start
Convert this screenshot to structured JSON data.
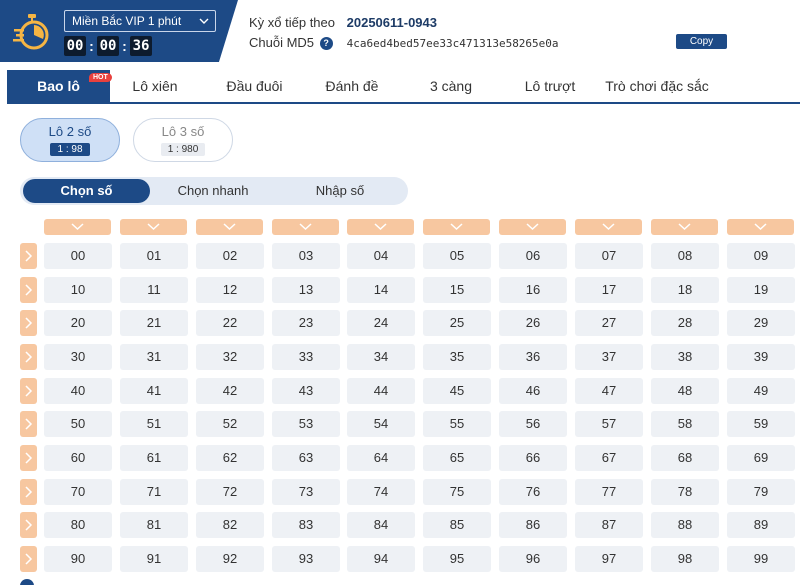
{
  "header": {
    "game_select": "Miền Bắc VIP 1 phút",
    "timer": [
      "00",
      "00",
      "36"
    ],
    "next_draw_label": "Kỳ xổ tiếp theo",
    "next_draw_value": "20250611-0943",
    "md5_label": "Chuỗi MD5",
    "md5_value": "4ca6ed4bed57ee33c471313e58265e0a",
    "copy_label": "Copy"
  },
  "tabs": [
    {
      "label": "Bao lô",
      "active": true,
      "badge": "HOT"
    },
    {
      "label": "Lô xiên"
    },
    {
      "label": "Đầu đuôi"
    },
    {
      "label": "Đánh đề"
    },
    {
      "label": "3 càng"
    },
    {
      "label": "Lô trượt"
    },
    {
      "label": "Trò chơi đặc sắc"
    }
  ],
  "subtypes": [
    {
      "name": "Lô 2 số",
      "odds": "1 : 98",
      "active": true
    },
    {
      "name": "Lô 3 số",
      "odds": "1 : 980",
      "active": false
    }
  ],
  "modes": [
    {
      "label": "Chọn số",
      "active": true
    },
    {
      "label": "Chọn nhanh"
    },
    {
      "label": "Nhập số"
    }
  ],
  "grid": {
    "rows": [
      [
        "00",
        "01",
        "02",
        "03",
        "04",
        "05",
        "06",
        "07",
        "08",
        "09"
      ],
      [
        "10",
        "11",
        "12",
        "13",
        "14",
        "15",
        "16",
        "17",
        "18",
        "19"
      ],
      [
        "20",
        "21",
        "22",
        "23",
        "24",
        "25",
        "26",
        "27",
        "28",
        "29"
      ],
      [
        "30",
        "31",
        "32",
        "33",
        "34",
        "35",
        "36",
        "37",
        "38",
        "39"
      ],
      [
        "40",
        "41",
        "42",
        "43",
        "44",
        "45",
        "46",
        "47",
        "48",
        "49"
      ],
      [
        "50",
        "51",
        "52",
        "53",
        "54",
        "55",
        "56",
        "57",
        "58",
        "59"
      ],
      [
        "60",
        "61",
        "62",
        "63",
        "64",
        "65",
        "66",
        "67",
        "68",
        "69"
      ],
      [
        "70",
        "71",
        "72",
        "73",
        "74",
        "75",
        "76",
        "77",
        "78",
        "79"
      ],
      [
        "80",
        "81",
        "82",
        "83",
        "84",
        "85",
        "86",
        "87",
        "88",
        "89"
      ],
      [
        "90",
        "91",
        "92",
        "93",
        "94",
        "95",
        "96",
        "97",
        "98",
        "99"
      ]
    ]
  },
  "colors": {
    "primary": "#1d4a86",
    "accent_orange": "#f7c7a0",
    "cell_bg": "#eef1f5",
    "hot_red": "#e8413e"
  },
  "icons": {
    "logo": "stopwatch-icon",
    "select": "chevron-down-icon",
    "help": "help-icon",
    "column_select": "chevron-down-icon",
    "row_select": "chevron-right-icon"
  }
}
end
§ **EXERCISE DETAILS**
Write the records above out again exactly, with no pictures in your copy.

§ **SOLUTION FOR THIS TASK**
Convert this screenshot to structured JSON data.
{
  "header": {
    "game_select": "Miền Bắc VIP 1 phút",
    "timer": [
      "00",
      "00",
      "36"
    ],
    "next_draw_label": "Kỳ xổ tiếp theo",
    "next_draw_value": "20250611-0943",
    "md5_label": "Chuỗi MD5",
    "md5_value": "4ca6ed4bed57ee33c471313e58265e0a",
    "copy_label": "Copy"
  },
  "tabs": [
    {
      "label": "Bao lô",
      "active": true,
      "badge": "HOT"
    },
    {
      "label": "Lô xiên"
    },
    {
      "label": "Đầu đuôi"
    },
    {
      "label": "Đánh đề"
    },
    {
      "label": "3 càng"
    },
    {
      "label": "Lô trượt"
    },
    {
      "label": "Trò chơi đặc sắc"
    }
  ],
  "subtypes": [
    {
      "name": "Lô 2 số",
      "odds": "1 : 98",
      "active": true
    },
    {
      "name": "Lô 3 số",
      "odds": "1 : 980",
      "active": false
    }
  ],
  "modes": [
    {
      "label": "Chọn số",
      "active": true
    },
    {
      "label": "Chọn nhanh"
    },
    {
      "label": "Nhập số"
    }
  ],
  "grid": {
    "rows": [
      [
        "00",
        "01",
        "02",
        "03",
        "04",
        "05",
        "06",
        "07",
        "08",
        "09"
      ],
      [
        "10",
        "11",
        "12",
        "13",
        "14",
        "15",
        "16",
        "17",
        "18",
        "19"
      ],
      [
        "20",
        "21",
        "22",
        "23",
        "24",
        "25",
        "26",
        "27",
        "28",
        "29"
      ],
      [
        "30",
        "31",
        "32",
        "33",
        "34",
        "35",
        "36",
        "37",
        "38",
        "39"
      ],
      [
        "40",
        "41",
        "42",
        "43",
        "44",
        "45",
        "46",
        "47",
        "48",
        "49"
      ],
      [
        "50",
        "51",
        "52",
        "53",
        "54",
        "55",
        "56",
        "57",
        "58",
        "59"
      ],
      [
        "60",
        "61",
        "62",
        "63",
        "64",
        "65",
        "66",
        "67",
        "68",
        "69"
      ],
      [
        "70",
        "71",
        "72",
        "73",
        "74",
        "75",
        "76",
        "77",
        "78",
        "79"
      ],
      [
        "80",
        "81",
        "82",
        "83",
        "84",
        "85",
        "86",
        "87",
        "88",
        "89"
      ],
      [
        "90",
        "91",
        "92",
        "93",
        "94",
        "95",
        "96",
        "97",
        "98",
        "99"
      ]
    ]
  },
  "colors": {
    "primary": "#1d4a86",
    "accent_orange": "#f7c7a0",
    "cell_bg": "#eef1f5",
    "hot_red": "#e8413e"
  },
  "icons": {
    "logo": "stopwatch-icon",
    "select": "chevron-down-icon",
    "help": "help-icon",
    "column_select": "chevron-down-icon",
    "row_select": "chevron-right-icon"
  }
}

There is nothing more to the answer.